┌─ Excerpted records
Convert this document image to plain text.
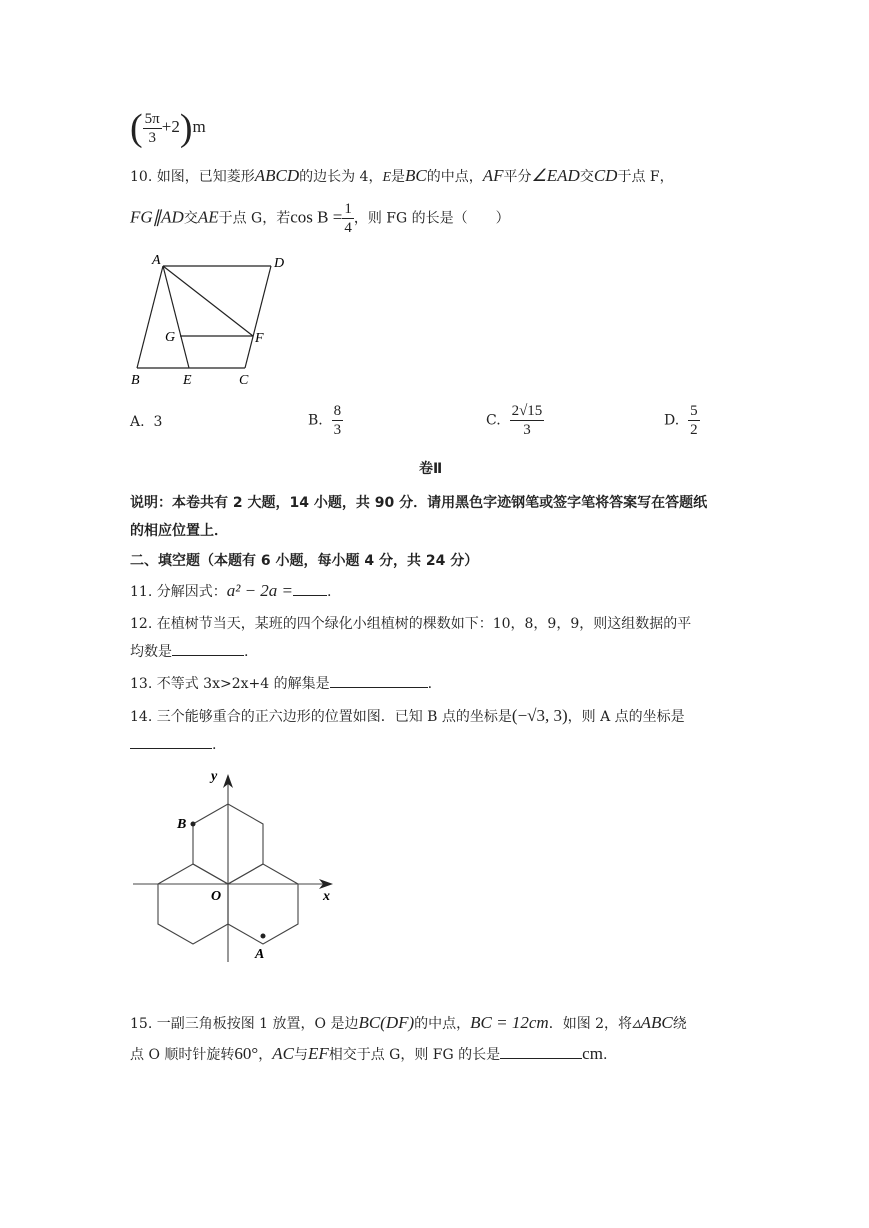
( $\frac{5\pi}{3} +2)m$
10. 如图，已知菱形ABCD的边长为 4，E是BC的中点，AF平分∠EAD交CD于点 F，
FG∥AD交AE于点 G，若$\cos B = \frac{1}{4}$ ，则 FG 的长是（　　）
A	D
G	F
B	E	C
A. 3	B. $\frac{8}{3}$	C. $\frac{2√15}{3}$	D. $\frac{5}{2}$
卷Ⅱ
说明：本卷共有 2 大题，14 小题，共 90 分．请用黑色字迹钢笔或签字笔将答案写在答题纸
的相应位置上．
二、填空题（本题有 6 小题，每小题 4 分，共 24 分）
11. 分解因式：a² − 2a = .
12. 在植树节当天，某班的四个绿化小组植树的棵数如下：10，8，9，9，则这组数据的平
均数是	.
13. 不等式 3x>2x+4 的解集是	.
14. 三个能够重合的正六边形的位置如图．已知 B 点的坐标是(−√3, 3)，则 A 点的坐标是
.
y
x
O
B
A
15. 一副三角板按图 1 放置，O 是边BC(DF)的中点，BC = 12cm．如图 2，将▵ABC绕
点 O 顺时针旋转60°，AC与EF相交于点 G，则 FG 的长是	cm.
└─
List all lines from the entries that include the word "frac".

== Response to the task ==
( $\frac{5\pi}{3} +2)m$
FG∥AD交AE于点 G，若$\cos B = \frac{1}{4}$ ，则 FG 的长是（　　）
A. 3	B. $\frac{8}{3}$	C. $\frac{2√15}{3}$	D. $\frac{5}{2}$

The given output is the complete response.